- [DESCRIPTION OF THE TASK]: Please give the data below again in full, exactly as it stands.

— BEGIN SUPPLIED INFORMATION —

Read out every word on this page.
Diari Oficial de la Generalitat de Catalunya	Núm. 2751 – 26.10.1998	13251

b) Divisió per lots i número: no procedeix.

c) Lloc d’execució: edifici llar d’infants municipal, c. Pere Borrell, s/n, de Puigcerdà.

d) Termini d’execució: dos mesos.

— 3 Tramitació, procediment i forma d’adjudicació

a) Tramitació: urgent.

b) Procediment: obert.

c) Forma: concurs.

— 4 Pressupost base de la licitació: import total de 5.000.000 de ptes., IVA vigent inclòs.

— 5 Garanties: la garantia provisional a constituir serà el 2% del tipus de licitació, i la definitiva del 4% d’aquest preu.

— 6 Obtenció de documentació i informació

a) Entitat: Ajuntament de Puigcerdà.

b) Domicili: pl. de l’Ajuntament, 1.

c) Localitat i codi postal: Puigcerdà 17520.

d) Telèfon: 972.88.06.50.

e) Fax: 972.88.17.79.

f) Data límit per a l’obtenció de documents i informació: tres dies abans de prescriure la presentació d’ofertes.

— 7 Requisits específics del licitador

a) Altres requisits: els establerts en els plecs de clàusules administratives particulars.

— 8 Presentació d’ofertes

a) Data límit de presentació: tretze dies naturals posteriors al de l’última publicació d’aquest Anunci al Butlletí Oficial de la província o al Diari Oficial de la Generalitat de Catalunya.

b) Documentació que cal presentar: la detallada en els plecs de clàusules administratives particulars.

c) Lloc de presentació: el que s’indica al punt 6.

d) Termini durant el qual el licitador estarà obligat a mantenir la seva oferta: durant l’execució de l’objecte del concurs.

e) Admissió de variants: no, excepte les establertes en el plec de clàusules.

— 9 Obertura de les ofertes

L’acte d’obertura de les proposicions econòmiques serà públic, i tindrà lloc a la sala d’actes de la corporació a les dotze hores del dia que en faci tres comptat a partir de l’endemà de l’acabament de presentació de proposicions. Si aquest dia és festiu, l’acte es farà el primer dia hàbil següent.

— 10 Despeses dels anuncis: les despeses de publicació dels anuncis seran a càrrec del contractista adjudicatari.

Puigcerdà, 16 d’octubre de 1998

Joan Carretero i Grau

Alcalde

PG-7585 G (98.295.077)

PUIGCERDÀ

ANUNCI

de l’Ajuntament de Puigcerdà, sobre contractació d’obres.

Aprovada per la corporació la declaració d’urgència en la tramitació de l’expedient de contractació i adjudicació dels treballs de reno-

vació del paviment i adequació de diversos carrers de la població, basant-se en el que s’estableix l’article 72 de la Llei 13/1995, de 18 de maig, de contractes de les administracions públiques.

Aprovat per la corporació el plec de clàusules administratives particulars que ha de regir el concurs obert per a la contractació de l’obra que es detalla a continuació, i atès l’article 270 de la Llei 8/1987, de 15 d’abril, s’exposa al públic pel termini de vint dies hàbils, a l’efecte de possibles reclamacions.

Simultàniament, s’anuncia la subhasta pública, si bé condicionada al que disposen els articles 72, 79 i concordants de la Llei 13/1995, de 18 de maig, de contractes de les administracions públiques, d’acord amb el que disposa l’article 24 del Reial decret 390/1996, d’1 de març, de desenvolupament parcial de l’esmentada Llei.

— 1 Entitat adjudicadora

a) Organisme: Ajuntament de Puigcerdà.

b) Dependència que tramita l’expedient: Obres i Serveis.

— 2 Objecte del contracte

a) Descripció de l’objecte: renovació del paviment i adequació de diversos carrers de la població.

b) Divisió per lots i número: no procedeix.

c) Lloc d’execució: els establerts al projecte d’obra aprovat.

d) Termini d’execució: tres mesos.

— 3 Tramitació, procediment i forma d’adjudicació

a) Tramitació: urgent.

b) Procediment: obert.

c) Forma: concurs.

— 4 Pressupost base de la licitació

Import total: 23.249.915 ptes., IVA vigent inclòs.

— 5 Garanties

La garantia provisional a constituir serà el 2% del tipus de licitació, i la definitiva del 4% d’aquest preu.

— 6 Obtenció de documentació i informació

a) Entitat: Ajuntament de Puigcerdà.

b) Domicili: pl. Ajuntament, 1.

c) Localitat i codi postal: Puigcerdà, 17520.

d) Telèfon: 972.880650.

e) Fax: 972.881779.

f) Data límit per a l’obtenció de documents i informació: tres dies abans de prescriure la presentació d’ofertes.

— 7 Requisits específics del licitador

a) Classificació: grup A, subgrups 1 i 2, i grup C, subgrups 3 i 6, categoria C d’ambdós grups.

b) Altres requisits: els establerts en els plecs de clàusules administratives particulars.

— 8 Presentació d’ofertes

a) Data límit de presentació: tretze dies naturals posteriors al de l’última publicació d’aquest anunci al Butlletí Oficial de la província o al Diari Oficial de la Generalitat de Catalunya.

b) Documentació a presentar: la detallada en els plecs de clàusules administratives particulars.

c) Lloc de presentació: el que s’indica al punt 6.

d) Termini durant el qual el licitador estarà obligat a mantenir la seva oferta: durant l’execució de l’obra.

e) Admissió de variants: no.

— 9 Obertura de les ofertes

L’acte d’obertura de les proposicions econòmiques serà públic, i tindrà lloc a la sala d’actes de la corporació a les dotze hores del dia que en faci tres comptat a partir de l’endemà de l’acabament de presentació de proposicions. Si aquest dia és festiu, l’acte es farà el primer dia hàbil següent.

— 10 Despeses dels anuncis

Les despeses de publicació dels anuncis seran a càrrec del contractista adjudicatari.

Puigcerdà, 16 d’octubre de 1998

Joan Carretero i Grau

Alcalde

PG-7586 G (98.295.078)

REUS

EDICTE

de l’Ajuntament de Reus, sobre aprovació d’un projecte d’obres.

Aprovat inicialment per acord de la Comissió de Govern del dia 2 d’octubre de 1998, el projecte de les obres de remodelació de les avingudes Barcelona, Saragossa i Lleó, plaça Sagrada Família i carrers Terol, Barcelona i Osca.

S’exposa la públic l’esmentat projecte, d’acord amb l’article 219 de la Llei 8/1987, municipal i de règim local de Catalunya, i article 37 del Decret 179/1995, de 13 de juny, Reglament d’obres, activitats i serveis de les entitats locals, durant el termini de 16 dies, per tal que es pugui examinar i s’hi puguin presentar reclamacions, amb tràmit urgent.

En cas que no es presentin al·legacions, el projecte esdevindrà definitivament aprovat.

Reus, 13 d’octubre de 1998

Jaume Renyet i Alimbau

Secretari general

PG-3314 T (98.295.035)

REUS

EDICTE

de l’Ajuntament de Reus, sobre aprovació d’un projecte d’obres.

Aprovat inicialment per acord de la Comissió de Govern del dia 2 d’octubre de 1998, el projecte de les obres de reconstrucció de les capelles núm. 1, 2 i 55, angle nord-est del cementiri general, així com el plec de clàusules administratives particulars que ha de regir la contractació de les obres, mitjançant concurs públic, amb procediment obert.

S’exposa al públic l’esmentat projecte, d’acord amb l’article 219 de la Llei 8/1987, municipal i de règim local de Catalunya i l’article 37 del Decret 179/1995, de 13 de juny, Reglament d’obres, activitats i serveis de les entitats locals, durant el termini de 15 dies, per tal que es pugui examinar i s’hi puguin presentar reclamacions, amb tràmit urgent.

— END SUPPLIED INFORMATION —

- [FULL RESPONSE]:
Read out every word on this page.
Diari Oficial de la Generalitat de Catalunya	Núm. 2751 – 26.10.1998	13251

b) Divisió per lots i número: no procedeix.

c) Lloc d’execució: edifici llar d’infants municipal, c. Pere Borrell, s/n, de Puigcerdà.

d) Termini d’execució: dos mesos.

— 3 Tramitació, procediment i forma d’adjudicació

a) Tramitació: urgent.

b) Procediment: obert.

c) Forma: concurs.

— 4 Pressupost base de la licitació: import total de 5.000.000 de ptes., IVA vigent inclòs.

— 5 Garanties: la garantia provisional a constituir serà el 2% del tipus de licitació, i la definitiva del 4% d’aquest preu.

— 6 Obtenció de documentació i informació

a) Entitat: Ajuntament de Puigcerdà.

b) Domicili: pl. de l’Ajuntament, 1.

c) Localitat i codi postal: Puigcerdà 17520.

d) Telèfon: 972.88.06.50.

e) Fax: 972.88.17.79.

f) Data límit per a l’obtenció de documents i informació: tres dies abans de prescriure la presentació d’ofertes.

— 7 Requisits específics del licitador

a) Altres requisits: els establerts en els plecs de clàusules administratives particulars.

— 8 Presentació d’ofertes

a) Data límit de presentació: tretze dies naturals posteriors al de l’última publicació d’aquest Anunci al Butlletí Oficial de la província o al Diari Oficial de la Generalitat de Catalunya.

b) Documentació que cal presentar: la detallada en els plecs de clàusules administratives particulars.

c) Lloc de presentació: el que s’indica al punt 6.

d) Termini durant el qual el licitador estarà obligat a mantenir la seva oferta: durant l’execució de l’objecte del concurs.

e) Admissió de variants: no, excepte les establertes en el plec de clàusules.

— 9 Obertura de les ofertes

L’acte d’obertura de les proposicions econòmiques serà públic, i tindrà lloc a la sala d’actes de la corporació a les dotze hores del dia que en faci tres comptat a partir de l’endemà de l’acabament de presentació de proposicions. Si aquest dia és festiu, l’acte es farà el primer dia hàbil següent.

— 10 Despeses dels anuncis: les despeses de publicació dels anuncis seran a càrrec del contractista adjudicatari.

Puigcerdà, 16 d’octubre de 1998

Joan Carretero i Grau

Alcalde

PG-7585 G (98.295.077)

PUIGCERDÀ

ANUNCI

de l’Ajuntament de Puigcerdà, sobre contractació d’obres.

Aprovada per la corporació la declaració d’urgència en la tramitació de l’expedient de contractació i adjudicació dels treballs de reno-

vació del paviment i adequació de diversos carrers de la població, basant-se en el que s’estableix l’article 72 de la Llei 13/1995, de 18 de maig, de contractes de les administracions públiques.

Aprovat per la corporació el plec de clàusules administratives particulars que ha de regir el concurs obert per a la contractació de l’obra que es detalla a continuació, i atès l’article 270 de la Llei 8/1987, de 15 d’abril, s’exposa al públic pel termini de vint dies hàbils, a l’efecte de possibles reclamacions.

Simultàniament, s’anuncia la subhasta pública, si bé condicionada al que disposen els articles 72, 79 i concordants de la Llei 13/1995, de 18 de maig, de contractes de les administracions públiques, d’acord amb el que disposa l’article 24 del Reial decret 390/1996, d’1 de març, de desenvolupament parcial de l’esmentada Llei.

— 1 Entitat adjudicadora

a) Organisme: Ajuntament de Puigcerdà.

b) Dependència que tramita l’expedient: Obres i Serveis.

— 2 Objecte del contracte

a) Descripció de l’objecte: renovació del paviment i adequació de diversos carrers de la població.

b) Divisió per lots i número: no procedeix.

c) Lloc d’execució: els establerts al projecte d’obra aprovat.

d) Termini d’execució: tres mesos.

— 3 Tramitació, procediment i forma d’adjudicació

a) Tramitació: urgent.

b) Procediment: obert.

c) Forma: concurs.

— 4 Pressupost base de la licitació

Import total: 23.249.915 ptes., IVA vigent inclòs.

— 5 Garanties

La garantia provisional a constituir serà el 2% del tipus de licitació, i la definitiva del 4% d’aquest preu.

— 6 Obtenció de documentació i informació

a) Entitat: Ajuntament de Puigcerdà.

b) Domicili: pl. Ajuntament, 1.

c) Localitat i codi postal: Puigcerdà, 17520.

d) Telèfon: 972.880650.

e) Fax: 972.881779.

f) Data límit per a l’obtenció de documents i informació: tres dies abans de prescriure la presentació d’ofertes.

— 7 Requisits específics del licitador

a) Classificació: grup A, subgrups 1 i 2, i grup C, subgrups 3 i 6, categoria C d’ambdós grups.

b) Altres requisits: els establerts en els plecs de clàusules administratives particulars.

— 8 Presentació d’ofertes

a) Data límit de presentació: tretze dies naturals posteriors al de l’última publicació d’aquest anunci al Butlletí Oficial de la província o al Diari Oficial de la Generalitat de Catalunya.

b) Documentació a presentar: la detallada en els plecs de clàusules administratives particulars.

c) Lloc de presentació: el que s’indica al punt 6.

d) Termini durant el qual el licitador estarà obligat a mantenir la seva oferta: durant l’execució de l’obra.

e) Admissió de variants: no.

— 9 Obertura de les ofertes

L’acte d’obertura de les proposicions econòmiques serà públic, i tindrà lloc a la sala d’actes de la corporació a les dotze hores del dia que en faci tres comptat a partir de l’endemà de l’acabament de presentació de proposicions. Si aquest dia és festiu, l’acte es farà el primer dia hàbil següent.

— 10 Despeses dels anuncis

Les despeses de publicació dels anuncis seran a càrrec del contractista adjudicatari.

Puigcerdà, 16 d’octubre de 1998

Joan Carretero i Grau

Alcalde

PG-7586 G (98.295.078)

REUS

EDICTE

de l’Ajuntament de Reus, sobre aprovació d’un projecte d’obres.

Aprovat inicialment per acord de la Comissió de Govern del dia 2 d’octubre de 1998, el projecte de les obres de remodelació de les avingudes Barcelona, Saragossa i Lleó, plaça Sagrada Família i carrers Terol, Barcelona i Osca.

S’exposa la públic l’esmentat projecte, d’acord amb l’article 219 de la Llei 8/1987, municipal i de règim local de Catalunya, i article 37 del Decret 179/1995, de 13 de juny, Reglament d’obres, activitats i serveis de les entitats locals, durant el termini de 16 dies, per tal que es pugui examinar i s’hi puguin presentar reclamacions, amb tràmit urgent.

En cas que no es presentin al·legacions, el projecte esdevindrà definitivament aprovat.

Reus, 13 d’octubre de 1998

Jaume Renyet i Alimbau

Secretari general

PG-3314 T (98.295.035)

REUS

EDICTE

de l’Ajuntament de Reus, sobre aprovació d’un projecte d’obres.

Aprovat inicialment per acord de la Comissió de Govern del dia 2 d’octubre de 1998, el projecte de les obres de reconstrucció de les capelles núm. 1, 2 i 55, angle nord-est del cementiri general, així com el plec de clàusules administratives particulars que ha de regir la contractació de les obres, mitjançant concurs públic, amb procediment obert.

S’exposa al públic l’esmentat projecte, d’acord amb l’article 219 de la Llei 8/1987, municipal i de règim local de Catalunya i l’article 37 del Decret 179/1995, de 13 de juny, Reglament d’obres, activitats i serveis de les entitats locals, durant el termini de 15 dies, per tal que es pugui examinar i s’hi puguin presentar reclamacions, amb tràmit urgent.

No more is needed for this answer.